◆ **DATASET EXTRACT**
____

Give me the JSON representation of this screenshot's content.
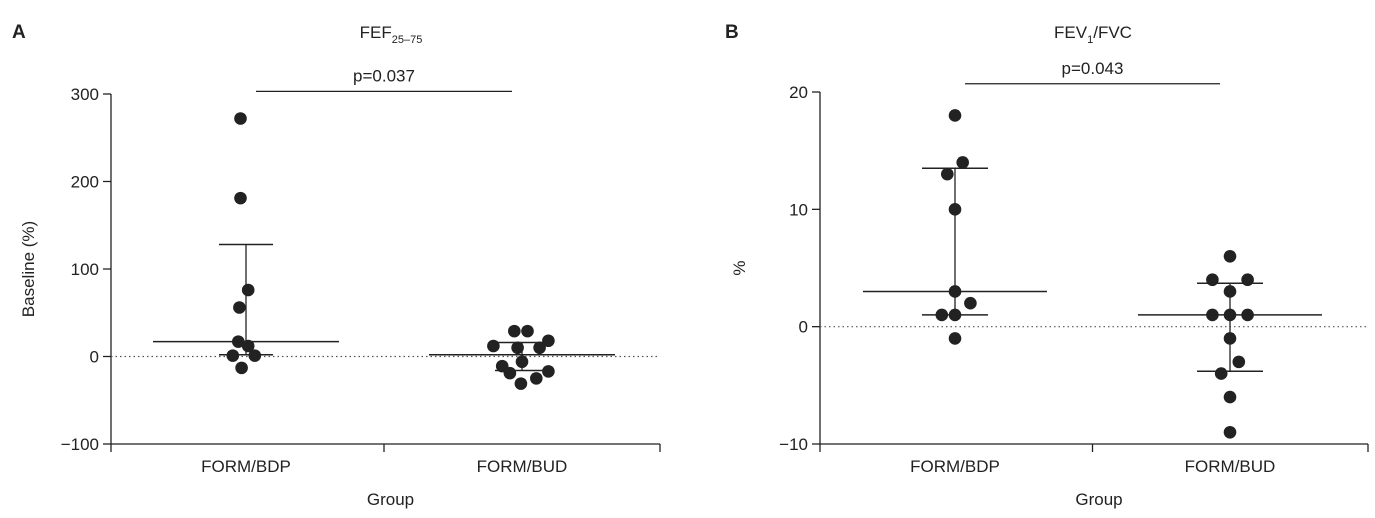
{
  "chart_data": [
    {
      "type": "scatter",
      "panel_letter": "A",
      "title": "FEF",
      "title_sub": "25–75",
      "title_sub_pos": "sub",
      "title_tail": "",
      "xlabel": "Group",
      "ylabel": "Baseline (%)",
      "categories": [
        "FORM/BDP",
        "FORM/BUD"
      ],
      "ylim": [
        -100,
        300
      ],
      "yticks": [
        -100,
        0,
        100,
        200,
        300
      ],
      "ytick_labels": [
        "−100",
        "0",
        "100",
        "200",
        "300"
      ],
      "reference_line": 0,
      "points": [
        {
          "group": 0,
          "offset": -0.25,
          "y": 272
        },
        {
          "group": 0,
          "offset": -0.25,
          "y": 181
        },
        {
          "group": 0,
          "offset": 0.1,
          "y": 76
        },
        {
          "group": 0,
          "offset": -0.3,
          "y": 56
        },
        {
          "group": 0,
          "offset": -0.35,
          "y": 17
        },
        {
          "group": 0,
          "offset": 0.1,
          "y": 12
        },
        {
          "group": 0,
          "offset": -0.6,
          "y": 1
        },
        {
          "group": 0,
          "offset": 0.4,
          "y": 1
        },
        {
          "group": 0,
          "offset": -0.2,
          "y": -13
        },
        {
          "group": 1,
          "offset": -1.3,
          "y": 12
        },
        {
          "group": 1,
          "offset": -0.2,
          "y": 10
        },
        {
          "group": 1,
          "offset": 0.8,
          "y": 10
        },
        {
          "group": 1,
          "offset": -0.35,
          "y": 29
        },
        {
          "group": 1,
          "offset": 0.25,
          "y": 29
        },
        {
          "group": 1,
          "offset": 1.2,
          "y": 18
        },
        {
          "group": 1,
          "offset": -0.9,
          "y": -11
        },
        {
          "group": 1,
          "offset": 0,
          "y": -6
        },
        {
          "group": 1,
          "offset": -0.55,
          "y": -19
        },
        {
          "group": 1,
          "offset": 1.2,
          "y": -17
        },
        {
          "group": 1,
          "offset": 0.65,
          "y": -25
        },
        {
          "group": 1,
          "offset": -0.05,
          "y": -31
        }
      ],
      "summary": [
        {
          "group": 0,
          "median": 17,
          "q1": 2,
          "q3": 128
        },
        {
          "group": 1,
          "median": 2,
          "q1": -16,
          "q3": 16
        }
      ],
      "significance": {
        "label": "p=0.037",
        "y": 303
      }
    },
    {
      "type": "scatter",
      "panel_letter": "B",
      "title": "FEV",
      "title_sub": "1",
      "title_sub_pos": "sub",
      "title_tail": "/FVC",
      "xlabel": "Group",
      "ylabel": "%",
      "categories": [
        "FORM/BDP",
        "FORM/BUD"
      ],
      "ylim": [
        -10,
        20
      ],
      "yticks": [
        -10,
        0,
        10,
        20
      ],
      "ytick_labels": [
        "−10",
        "0",
        "10",
        "20"
      ],
      "reference_line": 0,
      "points": [
        {
          "group": 0,
          "offset": 0,
          "y": 18
        },
        {
          "group": 0,
          "offset": 0.35,
          "y": 14
        },
        {
          "group": 0,
          "offset": -0.35,
          "y": 13
        },
        {
          "group": 0,
          "offset": 0,
          "y": 10
        },
        {
          "group": 0,
          "offset": 0,
          "y": 3
        },
        {
          "group": 0,
          "offset": 0.7,
          "y": 2
        },
        {
          "group": 0,
          "offset": -0.6,
          "y": 1
        },
        {
          "group": 0,
          "offset": 0,
          "y": 1
        },
        {
          "group": 0,
          "offset": 0,
          "y": -1
        },
        {
          "group": 1,
          "offset": 0,
          "y": 6
        },
        {
          "group": 1,
          "offset": -0.8,
          "y": 4
        },
        {
          "group": 1,
          "offset": 0.8,
          "y": 4
        },
        {
          "group": 1,
          "offset": 0,
          "y": 3
        },
        {
          "group": 1,
          "offset": -0.8,
          "y": 1
        },
        {
          "group": 1,
          "offset": 0,
          "y": 1
        },
        {
          "group": 1,
          "offset": 0.8,
          "y": 1
        },
        {
          "group": 1,
          "offset": 0,
          "y": -1
        },
        {
          "group": 1,
          "offset": 0.4,
          "y": -3
        },
        {
          "group": 1,
          "offset": -0.4,
          "y": -4
        },
        {
          "group": 1,
          "offset": 0,
          "y": -6
        },
        {
          "group": 1,
          "offset": 0,
          "y": -9
        }
      ],
      "summary": [
        {
          "group": 0,
          "median": 3,
          "q1": 1,
          "q3": 13.5
        },
        {
          "group": 1,
          "median": 1,
          "q1": -3.8,
          "q3": 3.7
        }
      ],
      "significance": {
        "label": "p=0.043",
        "y": 20.7
      }
    }
  ],
  "colors": {
    "marker": "#222222",
    "axis": "#222222",
    "reference_line": "#555555"
  }
}
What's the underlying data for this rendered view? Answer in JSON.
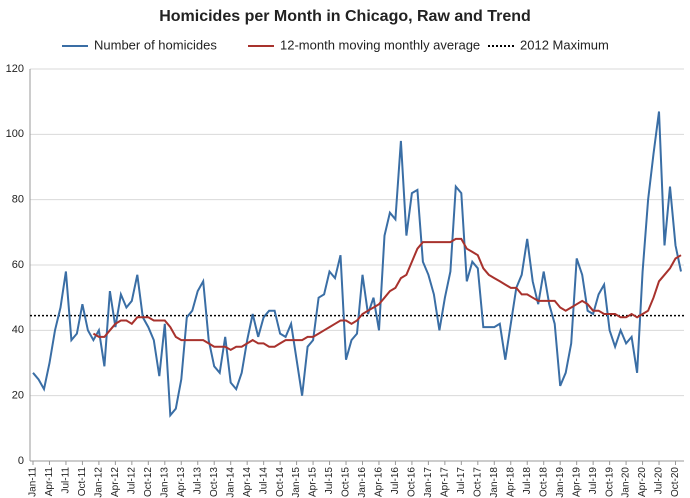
{
  "chart_data": {
    "type": "line",
    "title": "Homicides per Month in Chicago, Raw and Trend",
    "categories": [
      "Jan-11",
      null,
      null,
      "Apr-11",
      null,
      null,
      "Jul-11",
      null,
      null,
      "Oct-11",
      null,
      null,
      "Jan-12",
      null,
      null,
      "Apr-12",
      null,
      null,
      "Jul-12",
      null,
      null,
      "Oct-12",
      null,
      null,
      "Jan-13",
      null,
      null,
      "Apr-13",
      null,
      null,
      "Jul-13",
      null,
      null,
      "Oct-13",
      null,
      null,
      "Jan-14",
      null,
      null,
      "Apr-14",
      null,
      null,
      "Jul-14",
      null,
      null,
      "Oct-14",
      null,
      null,
      "Jan-15",
      null,
      null,
      "Apr-15",
      null,
      null,
      "Jul-15",
      null,
      null,
      "Oct-15",
      null,
      null,
      "Jan-16",
      null,
      null,
      "Apr-16",
      null,
      null,
      "Jul-16",
      null,
      null,
      "Oct-16",
      null,
      null,
      "Jan-17",
      null,
      null,
      "Apr-17",
      null,
      null,
      "Jul-17",
      null,
      null,
      "Oct-17",
      null,
      null,
      "Jan-18",
      null,
      null,
      "Apr-18",
      null,
      null,
      "Jul-18",
      null,
      null,
      "Oct-18",
      null,
      null,
      "Jan-19",
      null,
      null,
      "Apr-19",
      null,
      null,
      "Jul-19",
      null,
      null,
      "Oct-19",
      null,
      null,
      "Jan-20",
      null,
      null,
      "Apr-20",
      null,
      null,
      "Jul-20",
      null,
      null,
      "Oct-20",
      null
    ],
    "series": [
      {
        "name": "Number of homicides",
        "color": "#3a6ea5",
        "values": [
          27,
          25,
          22,
          30,
          40,
          47,
          58,
          37,
          39,
          48,
          40,
          37,
          40,
          29,
          52,
          41,
          51,
          47,
          49,
          57,
          44,
          41,
          37,
          26,
          42,
          14,
          16,
          25,
          44,
          46,
          52,
          55,
          37,
          29,
          27,
          38,
          24,
          22,
          27,
          37,
          45,
          38,
          44,
          46,
          46,
          39,
          38,
          42,
          31,
          20,
          35,
          37,
          50,
          51,
          58,
          56,
          63,
          31,
          37,
          39,
          57,
          45,
          50,
          40,
          69,
          76,
          74,
          98,
          69,
          82,
          83,
          61,
          57,
          51,
          40,
          50,
          58,
          84,
          82,
          55,
          61,
          59,
          41,
          41,
          41,
          42,
          31,
          42,
          53,
          57,
          68,
          55,
          48,
          58,
          48,
          42,
          23,
          27,
          36,
          62,
          57,
          46,
          45,
          51,
          54,
          40,
          35,
          40,
          36,
          38,
          27,
          58,
          80,
          94,
          107,
          66,
          84,
          66,
          58
        ]
      },
      {
        "name": "12-month moving monthly average",
        "color": "#a8322d",
        "values": [
          null,
          null,
          null,
          null,
          null,
          null,
          null,
          null,
          null,
          null,
          null,
          39,
          38,
          38,
          40,
          42,
          43,
          43,
          42,
          44,
          44,
          44,
          43,
          43,
          43,
          41,
          38,
          37,
          37,
          37,
          37,
          37,
          36,
          35,
          35,
          35,
          34,
          35,
          35,
          36,
          37,
          36,
          36,
          35,
          35,
          36,
          37,
          37,
          37,
          37,
          38,
          38,
          39,
          40,
          41,
          42,
          43,
          43,
          42,
          43,
          45,
          46,
          47,
          48,
          50,
          52,
          53,
          56,
          57,
          61,
          65,
          67,
          67,
          67,
          67,
          67,
          67,
          68,
          68,
          65,
          64,
          63,
          59,
          57,
          56,
          55,
          54,
          53,
          53,
          51,
          51,
          50,
          49,
          49,
          49,
          49,
          47,
          46,
          47,
          48,
          49,
          48,
          46,
          46,
          45,
          45,
          45,
          44,
          44,
          45,
          44,
          45,
          46,
          50,
          55,
          57,
          59,
          62,
          63
        ]
      }
    ],
    "reference_lines": [
      {
        "name": "2012 Maximum",
        "value": 44.5,
        "color": "#000000"
      }
    ],
    "ylim": [
      0,
      120
    ],
    "yticks": [
      0,
      20,
      40,
      60,
      80,
      100,
      120
    ],
    "grid": true
  }
}
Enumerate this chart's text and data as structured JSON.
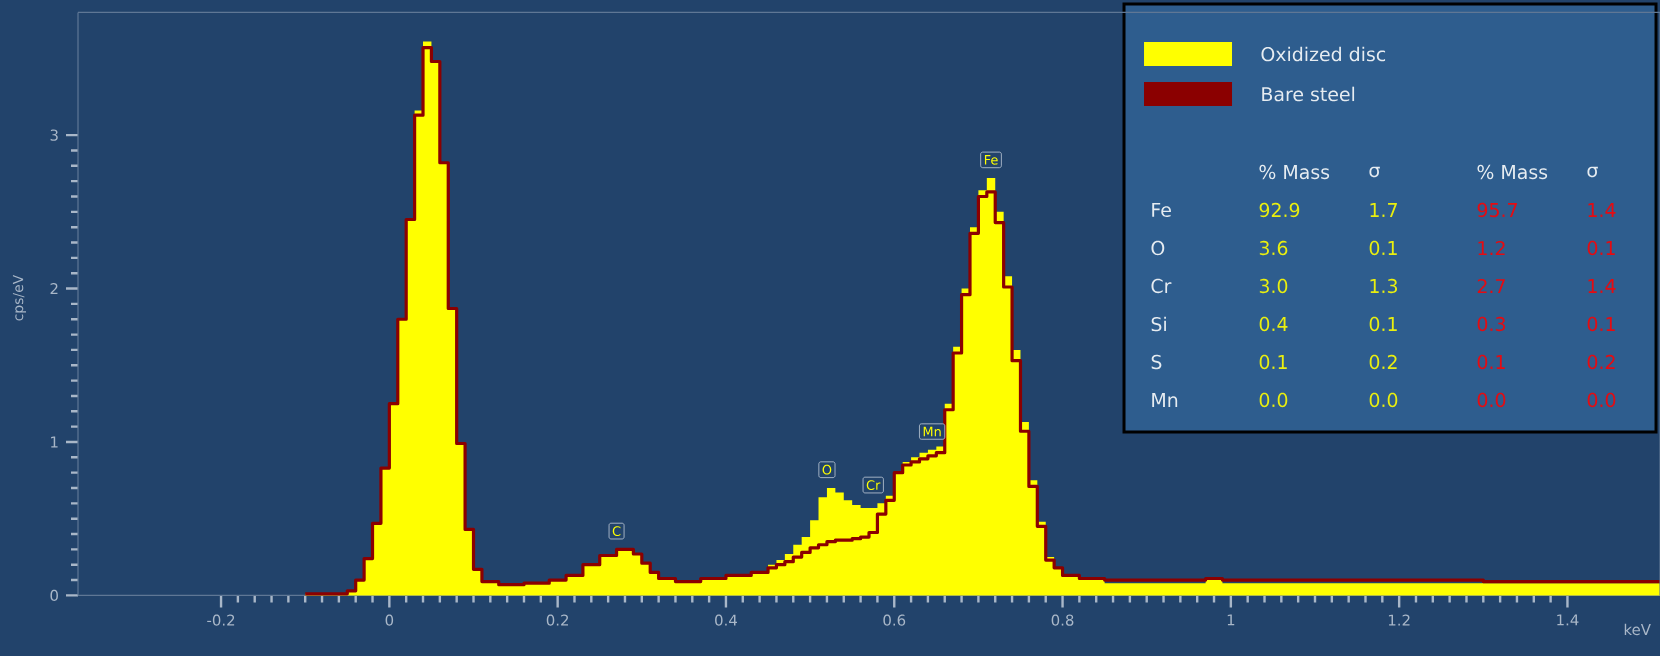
{
  "chart_data": {
    "type": "step",
    "xlabel": "keV",
    "ylabel": "cps/eV",
    "x": [
      -0.1,
      -0.05,
      -0.04,
      -0.03,
      -0.02,
      -0.01,
      0.0,
      0.01,
      0.02,
      0.03,
      0.04,
      0.05,
      0.06,
      0.07,
      0.08,
      0.09,
      0.1,
      0.11,
      0.13,
      0.16,
      0.19,
      0.21,
      0.23,
      0.25,
      0.27,
      0.29,
      0.3,
      0.31,
      0.32,
      0.34,
      0.37,
      0.4,
      0.43,
      0.45,
      0.46,
      0.47,
      0.48,
      0.49,
      0.5,
      0.51,
      0.52,
      0.53,
      0.54,
      0.55,
      0.56,
      0.57,
      0.58,
      0.59,
      0.6,
      0.61,
      0.62,
      0.63,
      0.64,
      0.65,
      0.66,
      0.67,
      0.68,
      0.69,
      0.7,
      0.71,
      0.72,
      0.73,
      0.74,
      0.75,
      0.76,
      0.77,
      0.78,
      0.79,
      0.8,
      0.82,
      0.85,
      0.9,
      0.95,
      0.97,
      0.99,
      1.05,
      1.1,
      1.2,
      1.3,
      1.4,
      1.51
    ],
    "series": [
      {
        "name": "Oxidized disc",
        "type": "area",
        "color": "#ffff00",
        "values": [
          0.01,
          0.03,
          0.1,
          0.24,
          0.47,
          0.83,
          1.25,
          1.8,
          2.45,
          3.16,
          3.61,
          3.48,
          2.82,
          1.87,
          0.99,
          0.43,
          0.17,
          0.09,
          0.07,
          0.08,
          0.1,
          0.13,
          0.2,
          0.26,
          0.3,
          0.27,
          0.21,
          0.15,
          0.11,
          0.09,
          0.11,
          0.13,
          0.15,
          0.2,
          0.23,
          0.27,
          0.33,
          0.38,
          0.49,
          0.64,
          0.7,
          0.67,
          0.62,
          0.59,
          0.57,
          0.57,
          0.6,
          0.65,
          0.8,
          0.87,
          0.9,
          0.93,
          0.95,
          0.97,
          1.25,
          1.62,
          2.0,
          2.4,
          2.64,
          2.72,
          2.5,
          2.08,
          1.6,
          1.13,
          0.75,
          0.48,
          0.25,
          0.18,
          0.12,
          0.1,
          0.08,
          0.08,
          0.08,
          0.1,
          0.08,
          0.08,
          0.08,
          0.08,
          0.08,
          0.08,
          0.08
        ]
      },
      {
        "name": "Bare steel",
        "color": "#8b0000",
        "values": [
          0.01,
          0.03,
          0.1,
          0.24,
          0.47,
          0.83,
          1.25,
          1.8,
          2.45,
          3.13,
          3.57,
          3.48,
          2.82,
          1.87,
          0.99,
          0.43,
          0.17,
          0.09,
          0.07,
          0.08,
          0.1,
          0.13,
          0.2,
          0.26,
          0.3,
          0.27,
          0.21,
          0.15,
          0.11,
          0.09,
          0.11,
          0.13,
          0.15,
          0.18,
          0.2,
          0.22,
          0.25,
          0.28,
          0.31,
          0.33,
          0.35,
          0.36,
          0.36,
          0.37,
          0.38,
          0.41,
          0.53,
          0.62,
          0.8,
          0.85,
          0.87,
          0.89,
          0.91,
          0.93,
          1.21,
          1.58,
          1.96,
          2.36,
          2.6,
          2.63,
          2.43,
          2.01,
          1.53,
          1.07,
          0.71,
          0.45,
          0.23,
          0.18,
          0.13,
          0.11,
          0.1,
          0.1,
          0.1,
          0.11,
          0.1,
          0.1,
          0.1,
          0.1,
          0.09,
          0.09,
          0.09
        ]
      }
    ],
    "xlim": [
      -0.37,
      1.51
    ],
    "ylim": [
      0,
      3.8
    ],
    "xticks": [
      -0.2,
      0,
      0.2,
      0.4,
      0.6,
      0.8,
      1,
      1.2,
      1.4
    ],
    "yticks": [
      0,
      1,
      2,
      3
    ],
    "legend": "top right",
    "grid": false,
    "annotations": [
      {
        "text": "C",
        "x": 0.27,
        "y": 0.3
      },
      {
        "text": "O",
        "x": 0.52,
        "y": 0.7
      },
      {
        "text": "Cr",
        "x": 0.575,
        "y": 0.6
      },
      {
        "text": "Mn",
        "x": 0.645,
        "y": 0.95
      },
      {
        "text": "Fe",
        "x": 0.715,
        "y": 2.72
      },
      "% Mass",
      "σ",
      "% Mass",
      "σ",
      "Fe",
      "92.9",
      "1.7",
      "95.7",
      "1.4",
      "O",
      "3.6",
      "0.1",
      "1.2",
      "0.1",
      "Cr",
      "3.0",
      "1.3",
      "2.7",
      "1.4",
      "Si",
      "0.4",
      "0.1",
      "0.3",
      "0.1",
      "S",
      "0.1",
      "0.2",
      "0.1",
      "0.2",
      "Mn",
      "0.0",
      "0.0",
      "0.0",
      "0.0"
    ]
  }
}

____

◆ **CHALLENGE**
List each line holding the string "type".

◆ **ANSWER TO THE EXERCISE**
      "type": "scatter",
      "type": "scatter",
    "type": "line",
    "type": "step",
        "type": "area",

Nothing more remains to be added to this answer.